Copy each line of the material below that includes the string "name".

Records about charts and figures
◇ ◇ ◇
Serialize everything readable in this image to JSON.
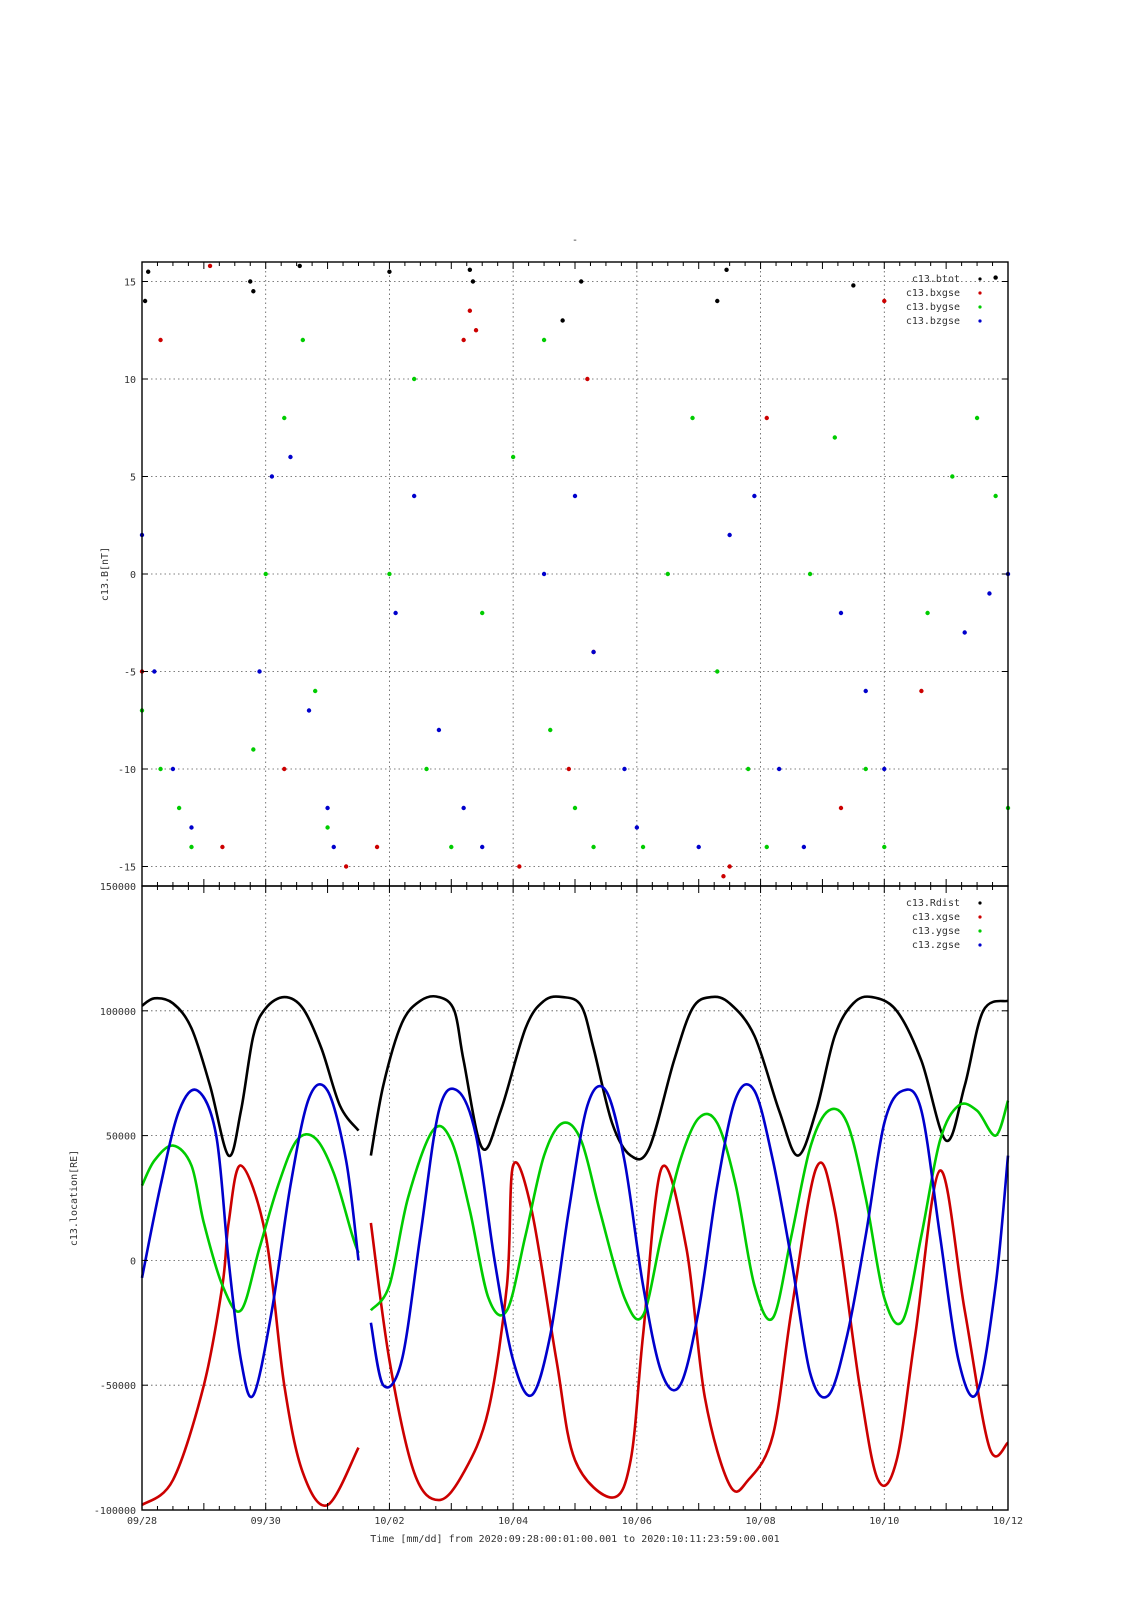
{
  "figure": {
    "title": "-",
    "xlabel": "Time [mm/dd]  from 2020:09:28:00:01:00.001  to  2020:10:11:23:59:00.001"
  },
  "colors": {
    "black": "#000000",
    "red": "#cc0000",
    "green": "#00cc00",
    "blue": "#0000cc"
  },
  "chart_data": [
    {
      "type": "scatter",
      "ylabel": "c13.B[nT]",
      "ylim": [
        -16,
        16
      ],
      "yticks": [
        -15,
        -10,
        -5,
        0,
        5,
        10,
        15
      ],
      "ytick_labels": [
        "-15",
        "-10",
        "-5",
        "0",
        "5",
        "10",
        "15"
      ],
      "x_range_days": [
        0,
        14
      ],
      "x_ticks": [
        "09/28",
        "09/30",
        "10/02",
        "10/04",
        "10/06",
        "10/08",
        "10/10",
        "10/12"
      ],
      "grid": true,
      "legend_position": "top-right",
      "series": [
        {
          "name": "c13.btot",
          "color": "#000000",
          "points": [
            [
              0.05,
              14
            ],
            [
              0.1,
              15.5
            ],
            [
              1.75,
              15
            ],
            [
              1.8,
              14.5
            ],
            [
              2.55,
              15.8
            ],
            [
              4.0,
              15.5
            ],
            [
              6.8,
              13
            ],
            [
              7.1,
              15
            ],
            [
              9.3,
              14
            ],
            [
              9.45,
              15.6
            ],
            [
              11.5,
              14.8
            ],
            [
              13.8,
              15.2
            ],
            [
              5.3,
              15.6
            ],
            [
              5.35,
              15
            ]
          ]
        },
        {
          "name": "c13.bxgse",
          "color": "#cc0000",
          "points": [
            [
              0.0,
              -5
            ],
            [
              0.3,
              12
            ],
            [
              1.1,
              15.8
            ],
            [
              1.3,
              -14
            ],
            [
              2.3,
              -10
            ],
            [
              3.3,
              -15
            ],
            [
              3.8,
              -14
            ],
            [
              5.2,
              12
            ],
            [
              5.3,
              13.5
            ],
            [
              5.4,
              12.5
            ],
            [
              6.1,
              -15
            ],
            [
              6.9,
              -10
            ],
            [
              7.2,
              10
            ],
            [
              7.3,
              -4
            ],
            [
              9.4,
              -15.5
            ],
            [
              9.5,
              -15
            ],
            [
              10.1,
              8
            ],
            [
              11.3,
              -12
            ],
            [
              12.0,
              14
            ],
            [
              12.6,
              -6
            ]
          ]
        },
        {
          "name": "c13.bygse",
          "color": "#00cc00",
          "points": [
            [
              0.0,
              -7
            ],
            [
              0.3,
              -10
            ],
            [
              0.6,
              -12
            ],
            [
              0.8,
              -14
            ],
            [
              1.8,
              -9
            ],
            [
              2.0,
              0
            ],
            [
              2.3,
              8
            ],
            [
              2.6,
              12
            ],
            [
              2.8,
              -6
            ],
            [
              3.0,
              -13
            ],
            [
              4.0,
              0
            ],
            [
              4.4,
              10
            ],
            [
              4.6,
              -10
            ],
            [
              5.0,
              -14
            ],
            [
              5.5,
              -2
            ],
            [
              6.0,
              6
            ],
            [
              6.5,
              12
            ],
            [
              6.6,
              -8
            ],
            [
              7.0,
              -12
            ],
            [
              7.3,
              -14
            ],
            [
              8.1,
              -14
            ],
            [
              8.5,
              0
            ],
            [
              8.9,
              8
            ],
            [
              9.3,
              -5
            ],
            [
              9.8,
              -10
            ],
            [
              10.1,
              -14
            ],
            [
              10.8,
              0
            ],
            [
              11.2,
              7
            ],
            [
              11.7,
              -10
            ],
            [
              12.0,
              -14
            ],
            [
              12.7,
              -2
            ],
            [
              13.1,
              5
            ],
            [
              13.5,
              8
            ],
            [
              13.8,
              4
            ],
            [
              14.0,
              -12
            ]
          ]
        },
        {
          "name": "c13.bzgse",
          "color": "#0000cc",
          "points": [
            [
              0.0,
              2
            ],
            [
              0.2,
              -5
            ],
            [
              0.5,
              -10
            ],
            [
              0.8,
              -13
            ],
            [
              1.9,
              -5
            ],
            [
              2.1,
              5
            ],
            [
              2.4,
              6
            ],
            [
              2.7,
              -7
            ],
            [
              3.0,
              -12
            ],
            [
              3.1,
              -14
            ],
            [
              4.1,
              -2
            ],
            [
              4.4,
              4
            ],
            [
              4.8,
              -8
            ],
            [
              5.2,
              -12
            ],
            [
              5.5,
              -14
            ],
            [
              6.5,
              0
            ],
            [
              7.0,
              4
            ],
            [
              7.3,
              -4
            ],
            [
              7.8,
              -10
            ],
            [
              8.0,
              -13
            ],
            [
              9.0,
              -14
            ],
            [
              9.5,
              2
            ],
            [
              9.9,
              4
            ],
            [
              10.3,
              -10
            ],
            [
              10.7,
              -14
            ],
            [
              11.3,
              -2
            ],
            [
              11.7,
              -6
            ],
            [
              12.0,
              -10
            ],
            [
              13.3,
              -3
            ],
            [
              13.7,
              -1
            ],
            [
              14.0,
              0
            ]
          ]
        }
      ]
    },
    {
      "type": "line",
      "ylabel": "c13.location[RE]",
      "ylim": [
        -100000,
        150000
      ],
      "yticks": [
        -100000,
        -50000,
        0,
        50000,
        100000,
        150000
      ],
      "ytick_labels": [
        "-100000",
        "-50000",
        "0",
        "50000",
        "100000",
        "150000"
      ],
      "x_range_days": [
        0,
        14
      ],
      "x_ticks": [
        "09/28",
        "09/30",
        "10/02",
        "10/04",
        "10/06",
        "10/08",
        "10/10",
        "10/12"
      ],
      "grid": true,
      "legend_position": "top-right",
      "data_gap_days": [
        3.5,
        3.7
      ],
      "series": [
        {
          "name": "c13.Rdist",
          "color": "#000000",
          "x": [
            0,
            0.2,
            0.5,
            0.8,
            1.1,
            1.4,
            1.6,
            1.8,
            2.0,
            2.3,
            2.6,
            2.9,
            3.2,
            3.5,
            3.7,
            3.9,
            4.2,
            4.5,
            4.8,
            5.05,
            5.2,
            5.5,
            5.8,
            6.2,
            6.5,
            6.8,
            7.1,
            7.3,
            7.6,
            7.9,
            8.2,
            8.6,
            8.9,
            9.2,
            9.5,
            9.9,
            10.3,
            10.6,
            10.9,
            11.2,
            11.5,
            11.8,
            12.2,
            12.6,
            13.0,
            13.3,
            13.6,
            14.0
          ],
          "y": [
            102000,
            105000,
            103000,
            93000,
            70000,
            42000,
            60000,
            90000,
            101000,
            105500,
            101000,
            85000,
            62000,
            52000,
            42000,
            70000,
            95000,
            104000,
            105500,
            100000,
            80000,
            45000,
            60000,
            93000,
            104000,
            105500,
            102000,
            85000,
            55000,
            42000,
            45000,
            80000,
            101000,
            105500,
            103000,
            90000,
            60000,
            42000,
            60000,
            90000,
            103000,
            105500,
            100000,
            80000,
            48000,
            70000,
            100000,
            104000
          ]
        },
        {
          "name": "c13.xgse",
          "color": "#cc0000",
          "x": [
            0,
            0.5,
            1.0,
            1.3,
            1.4,
            1.6,
            2.0,
            2.3,
            2.6,
            3.0,
            3.5,
            3.7,
            4.0,
            4.4,
            4.8,
            5.2,
            5.6,
            5.9,
            6.0,
            6.3,
            6.7,
            7.0,
            7.6,
            7.9,
            8.1,
            8.4,
            8.8,
            9.1,
            9.5,
            9.8,
            10.2,
            10.5,
            10.9,
            11.2,
            11.6,
            11.9,
            12.2,
            12.5,
            12.9,
            13.3,
            13.7,
            14.0
          ],
          "y": [
            -98000,
            -88000,
            -50000,
            -10000,
            15000,
            38000,
            10000,
            -50000,
            -85000,
            -98000,
            -75000,
            15000,
            -40000,
            -85000,
            -96000,
            -85000,
            -60000,
            -10000,
            38000,
            20000,
            -40000,
            -80000,
            -95000,
            -80000,
            -30000,
            37000,
            5000,
            -55000,
            -90000,
            -88000,
            -70000,
            -20000,
            37000,
            20000,
            -50000,
            -88000,
            -80000,
            -30000,
            36000,
            -20000,
            -75000,
            -73000
          ]
        },
        {
          "name": "c13.ygse",
          "color": "#00cc00",
          "x": [
            0,
            0.2,
            0.5,
            0.8,
            1.0,
            1.3,
            1.6,
            1.9,
            2.2,
            2.5,
            2.8,
            3.1,
            3.4,
            3.5,
            3.7,
            4.0,
            4.3,
            4.7,
            5.0,
            5.3,
            5.6,
            5.9,
            6.2,
            6.5,
            6.8,
            7.1,
            7.4,
            7.8,
            8.1,
            8.4,
            8.7,
            9.0,
            9.3,
            9.6,
            9.9,
            10.2,
            10.5,
            10.8,
            11.1,
            11.4,
            11.7,
            12.0,
            12.3,
            12.6,
            12.9,
            13.2,
            13.5,
            13.8,
            14.0
          ],
          "y": [
            30000,
            40000,
            46000,
            38000,
            15000,
            -10000,
            -20000,
            5000,
            30000,
            48000,
            49000,
            35000,
            10000,
            3000,
            -20000,
            -10000,
            25000,
            52000,
            48000,
            20000,
            -15000,
            -20000,
            10000,
            42000,
            55000,
            48000,
            20000,
            -15000,
            -22000,
            10000,
            40000,
            57000,
            55000,
            30000,
            -10000,
            -23000,
            10000,
            45000,
            60000,
            55000,
            25000,
            -15000,
            -24000,
            10000,
            48000,
            62000,
            60000,
            50000,
            64000
          ]
        },
        {
          "name": "c13.zgse",
          "color": "#0000cc",
          "x": [
            0,
            0.3,
            0.6,
            0.9,
            1.2,
            1.4,
            1.6,
            1.8,
            2.1,
            2.4,
            2.7,
            3.0,
            3.3,
            3.5,
            3.7,
            3.9,
            4.2,
            4.5,
            4.8,
            5.1,
            5.4,
            5.7,
            6.0,
            6.3,
            6.6,
            6.9,
            7.2,
            7.5,
            7.8,
            8.1,
            8.4,
            8.7,
            9.0,
            9.3,
            9.6,
            9.9,
            10.2,
            10.5,
            10.8,
            11.1,
            11.4,
            11.7,
            12.0,
            12.3,
            12.6,
            12.9,
            13.2,
            13.5,
            13.8,
            14.0
          ],
          "y": [
            -7000,
            30000,
            60000,
            68000,
            50000,
            0,
            -40000,
            -54000,
            -20000,
            30000,
            65000,
            68000,
            40000,
            0,
            -25000,
            -50000,
            -40000,
            10000,
            60000,
            68000,
            50000,
            0,
            -40000,
            -54000,
            -30000,
            20000,
            62000,
            68000,
            40000,
            -10000,
            -45000,
            -50000,
            -20000,
            30000,
            65000,
            68000,
            40000,
            0,
            -45000,
            -54000,
            -30000,
            10000,
            55000,
            68000,
            60000,
            10000,
            -40000,
            -53000,
            -10000,
            42000
          ]
        }
      ]
    }
  ]
}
◇ ◇ ◇
- [Final result]
          "name": "c13.btot",
          "name": "c13.bxgse",
          "name": "c13.bygse",
          "name": "c13.bzgse",
          "name": "c13.Rdist",
          "name": "c13.xgse",
          "name": "c13.ygse",
          "name": "c13.zgse",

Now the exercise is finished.